**WHAT IS ASKED**: Return the records exactly as they are.

**MATERIAL SUPPLIED**:
* * *
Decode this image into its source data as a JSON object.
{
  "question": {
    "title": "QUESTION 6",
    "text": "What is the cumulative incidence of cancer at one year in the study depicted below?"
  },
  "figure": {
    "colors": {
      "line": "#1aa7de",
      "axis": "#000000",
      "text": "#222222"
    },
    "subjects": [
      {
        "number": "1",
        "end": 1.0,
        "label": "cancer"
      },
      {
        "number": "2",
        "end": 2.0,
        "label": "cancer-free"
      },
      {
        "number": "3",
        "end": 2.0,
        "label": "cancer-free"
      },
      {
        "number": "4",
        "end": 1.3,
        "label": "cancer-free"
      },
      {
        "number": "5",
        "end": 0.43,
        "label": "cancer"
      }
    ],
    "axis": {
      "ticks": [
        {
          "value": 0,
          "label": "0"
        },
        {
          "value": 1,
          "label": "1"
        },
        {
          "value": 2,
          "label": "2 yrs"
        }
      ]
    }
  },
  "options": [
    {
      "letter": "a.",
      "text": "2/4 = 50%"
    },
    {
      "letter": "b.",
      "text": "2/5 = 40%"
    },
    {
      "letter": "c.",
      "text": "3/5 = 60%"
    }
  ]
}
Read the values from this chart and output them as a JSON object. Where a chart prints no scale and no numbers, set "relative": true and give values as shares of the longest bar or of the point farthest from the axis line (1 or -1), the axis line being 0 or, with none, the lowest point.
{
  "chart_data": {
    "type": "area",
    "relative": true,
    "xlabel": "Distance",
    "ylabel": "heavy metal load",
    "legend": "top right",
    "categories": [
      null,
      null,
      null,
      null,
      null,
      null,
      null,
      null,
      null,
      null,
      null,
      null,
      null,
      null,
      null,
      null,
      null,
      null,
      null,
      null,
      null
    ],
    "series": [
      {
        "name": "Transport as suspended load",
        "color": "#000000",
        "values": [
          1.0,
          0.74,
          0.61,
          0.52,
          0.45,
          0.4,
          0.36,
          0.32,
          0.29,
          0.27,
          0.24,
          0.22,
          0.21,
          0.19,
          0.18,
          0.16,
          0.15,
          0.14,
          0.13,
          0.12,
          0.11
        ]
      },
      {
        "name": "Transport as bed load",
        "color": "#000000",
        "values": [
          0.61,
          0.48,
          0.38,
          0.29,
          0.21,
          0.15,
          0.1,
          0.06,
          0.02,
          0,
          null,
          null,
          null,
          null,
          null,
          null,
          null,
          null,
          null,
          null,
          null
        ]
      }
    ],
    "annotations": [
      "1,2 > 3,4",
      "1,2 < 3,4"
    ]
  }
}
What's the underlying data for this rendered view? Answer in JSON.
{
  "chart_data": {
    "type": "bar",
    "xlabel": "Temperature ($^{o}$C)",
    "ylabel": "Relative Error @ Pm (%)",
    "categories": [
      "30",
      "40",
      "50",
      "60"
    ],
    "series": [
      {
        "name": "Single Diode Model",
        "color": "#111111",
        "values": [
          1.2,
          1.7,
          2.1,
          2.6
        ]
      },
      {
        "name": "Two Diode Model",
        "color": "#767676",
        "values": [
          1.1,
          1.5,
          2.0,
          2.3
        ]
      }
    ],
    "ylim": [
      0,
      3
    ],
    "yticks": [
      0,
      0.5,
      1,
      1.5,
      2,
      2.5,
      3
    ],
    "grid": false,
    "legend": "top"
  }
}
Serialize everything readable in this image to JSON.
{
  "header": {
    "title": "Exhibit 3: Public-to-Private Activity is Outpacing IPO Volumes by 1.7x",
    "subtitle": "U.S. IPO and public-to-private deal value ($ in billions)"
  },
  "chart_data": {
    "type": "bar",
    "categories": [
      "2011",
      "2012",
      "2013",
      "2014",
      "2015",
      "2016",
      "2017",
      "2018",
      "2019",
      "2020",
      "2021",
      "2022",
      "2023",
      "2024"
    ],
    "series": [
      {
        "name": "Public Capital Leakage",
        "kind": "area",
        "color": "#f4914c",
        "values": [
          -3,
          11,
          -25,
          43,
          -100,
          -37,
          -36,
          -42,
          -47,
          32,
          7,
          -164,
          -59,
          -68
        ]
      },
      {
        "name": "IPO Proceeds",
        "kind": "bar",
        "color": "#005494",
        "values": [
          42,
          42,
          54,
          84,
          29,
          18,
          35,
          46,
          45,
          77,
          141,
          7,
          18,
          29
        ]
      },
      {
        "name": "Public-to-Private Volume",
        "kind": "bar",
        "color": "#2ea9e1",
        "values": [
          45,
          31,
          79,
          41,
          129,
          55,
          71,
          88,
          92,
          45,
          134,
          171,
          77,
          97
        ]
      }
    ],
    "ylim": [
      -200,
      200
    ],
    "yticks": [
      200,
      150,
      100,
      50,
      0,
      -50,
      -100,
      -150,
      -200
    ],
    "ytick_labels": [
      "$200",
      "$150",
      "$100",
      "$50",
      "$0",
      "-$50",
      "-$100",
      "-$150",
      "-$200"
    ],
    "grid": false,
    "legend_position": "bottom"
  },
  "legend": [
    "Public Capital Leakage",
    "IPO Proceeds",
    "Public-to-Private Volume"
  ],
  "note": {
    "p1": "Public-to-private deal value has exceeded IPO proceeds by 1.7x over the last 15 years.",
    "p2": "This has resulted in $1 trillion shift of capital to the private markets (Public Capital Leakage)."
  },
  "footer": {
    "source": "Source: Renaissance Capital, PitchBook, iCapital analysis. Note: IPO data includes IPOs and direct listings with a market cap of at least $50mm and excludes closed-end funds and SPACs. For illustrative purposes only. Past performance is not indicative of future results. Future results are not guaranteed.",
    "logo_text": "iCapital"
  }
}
* * *
**THE RESULT**:
Decode this image into its source data as a JSON object.
{
  "question": {
    "title": "QUESTION 6",
    "text": "What is the cumulative incidence of cancer at one year in the study depicted below?"
  },
  "figure": {
    "colors": {
      "line": "#1aa7de",
      "axis": "#000000",
      "text": "#222222"
    },
    "subjects": [
      {
        "number": "1",
        "end": 1.0,
        "label": "cancer"
      },
      {
        "number": "2",
        "end": 2.0,
        "label": "cancer-free"
      },
      {
        "number": "3",
        "end": 2.0,
        "label": "cancer-free"
      },
      {
        "number": "4",
        "end": 1.3,
        "label": "cancer-free"
      },
      {
        "number": "5",
        "end": 0.43,
        "label": "cancer"
      }
    ],
    "axis": {
      "ticks": [
        {
          "value": 0,
          "label": "0"
        },
        {
          "value": 1,
          "label": "1"
        },
        {
          "value": 2,
          "label": "2 yrs"
        }
      ]
    }
  },
  "options": [
    {
      "letter": "a.",
      "text": "2/4 = 50%"
    },
    {
      "letter": "b.",
      "text": "2/5 = 40%"
    },
    {
      "letter": "c.",
      "text": "3/5 = 60%"
    }
  ]
}
Read the values from this chart and output them as a JSON object. Where a chart prints no scale and no numbers, set "relative": true and give values as shares of the longest bar or of the point farthest from the axis line (1 or -1), the axis line being 0 or, with none, the lowest point.
{
  "chart_data": {
    "type": "area",
    "relative": true,
    "xlabel": "Distance",
    "ylabel": "heavy metal load",
    "legend": "top right",
    "categories": [
      null,
      null,
      null,
      null,
      null,
      null,
      null,
      null,
      null,
      null,
      null,
      null,
      null,
      null,
      null,
      null,
      null,
      null,
      null,
      null,
      null
    ],
    "series": [
      {
        "name": "Transport as suspended load",
        "color": "#000000",
        "values": [
          1.0,
          0.74,
          0.61,
          0.52,
          0.45,
          0.4,
          0.36,
          0.32,
          0.29,
          0.27,
          0.24,
          0.22,
          0.21,
          0.19,
          0.18,
          0.16,
          0.15,
          0.14,
          0.13,
          0.12,
          0.11
        ]
      },
      {
        "name": "Transport as bed load",
        "color": "#000000",
        "values": [
          0.61,
          0.48,
          0.38,
          0.29,
          0.21,
          0.15,
          0.1,
          0.06,
          0.02,
          0,
          null,
          null,
          null,
          null,
          null,
          null,
          null,
          null,
          null,
          null,
          null
        ]
      }
    ],
    "annotations": [
      "1,2 > 3,4",
      "1,2 < 3,4"
    ]
  }
}
What's the underlying data for this rendered view? Answer in JSON.
{
  "chart_data": {
    "type": "bar",
    "xlabel": "Temperature ($^{o}$C)",
    "ylabel": "Relative Error @ Pm (%)",
    "categories": [
      "30",
      "40",
      "50",
      "60"
    ],
    "series": [
      {
        "name": "Single Diode Model",
        "color": "#111111",
        "values": [
          1.2,
          1.7,
          2.1,
          2.6
        ]
      },
      {
        "name": "Two Diode Model",
        "color": "#767676",
        "values": [
          1.1,
          1.5,
          2.0,
          2.3
        ]
      }
    ],
    "ylim": [
      0,
      3
    ],
    "yticks": [
      0,
      0.5,
      1,
      1.5,
      2,
      2.5,
      3
    ],
    "grid": false,
    "legend": "top"
  }
}
Serialize everything readable in this image to JSON.
{
  "header": {
    "title": "Exhibit 3: Public-to-Private Activity is Outpacing IPO Volumes by 1.7x",
    "subtitle": "U.S. IPO and public-to-private deal value ($ in billions)"
  },
  "chart_data": {
    "type": "bar",
    "categories": [
      "2011",
      "2012",
      "2013",
      "2014",
      "2015",
      "2016",
      "2017",
      "2018",
      "2019",
      "2020",
      "2021",
      "2022",
      "2023",
      "2024"
    ],
    "series": [
      {
        "name": "Public Capital Leakage",
        "kind": "area",
        "color": "#f4914c",
        "values": [
          -3,
          11,
          -25,
          43,
          -100,
          -37,
          -36,
          -42,
          -47,
          32,
          7,
          -164,
          -59,
          -68
        ]
      },
      {
        "name": "IPO Proceeds",
        "kind": "bar",
        "color": "#005494",
        "values": [
          42,
          42,
          54,
          84,
          29,
          18,
          35,
          46,
          45,
          77,
          141,
          7,
          18,
          29
        ]
      },
      {
        "name": "Public-to-Private Volume",
        "kind": "bar",
        "color": "#2ea9e1",
        "values": [
          45,
          31,
          79,
          41,
          129,
          55,
          71,
          88,
          92,
          45,
          134,
          171,
          77,
          97
        ]
      }
    ],
    "ylim": [
      -200,
      200
    ],
    "yticks": [
      200,
      150,
      100,
      50,
      0,
      -50,
      -100,
      -150,
      -200
    ],
    "ytick_labels": [
      "$200",
      "$150",
      "$100",
      "$50",
      "$0",
      "-$50",
      "-$100",
      "-$150",
      "-$200"
    ],
    "grid": false,
    "legend_position": "bottom"
  },
  "legend": [
    "Public Capital Leakage",
    "IPO Proceeds",
    "Public-to-Private Volume"
  ],
  "note": {
    "p1": "Public-to-private deal value has exceeded IPO proceeds by 1.7x over the last 15 years.",
    "p2": "This has resulted in $1 trillion shift of capital to the private markets (Public Capital Leakage)."
  },
  "footer": {
    "source": "Source: Renaissance Capital, PitchBook, iCapital analysis. Note: IPO data includes IPOs and direct listings with a market cap of at least $50mm and excludes closed-end funds and SPACs. For illustrative purposes only. Past performance is not indicative of future results. Future results are not guaranteed.",
    "logo_text": "iCapital"
  }
}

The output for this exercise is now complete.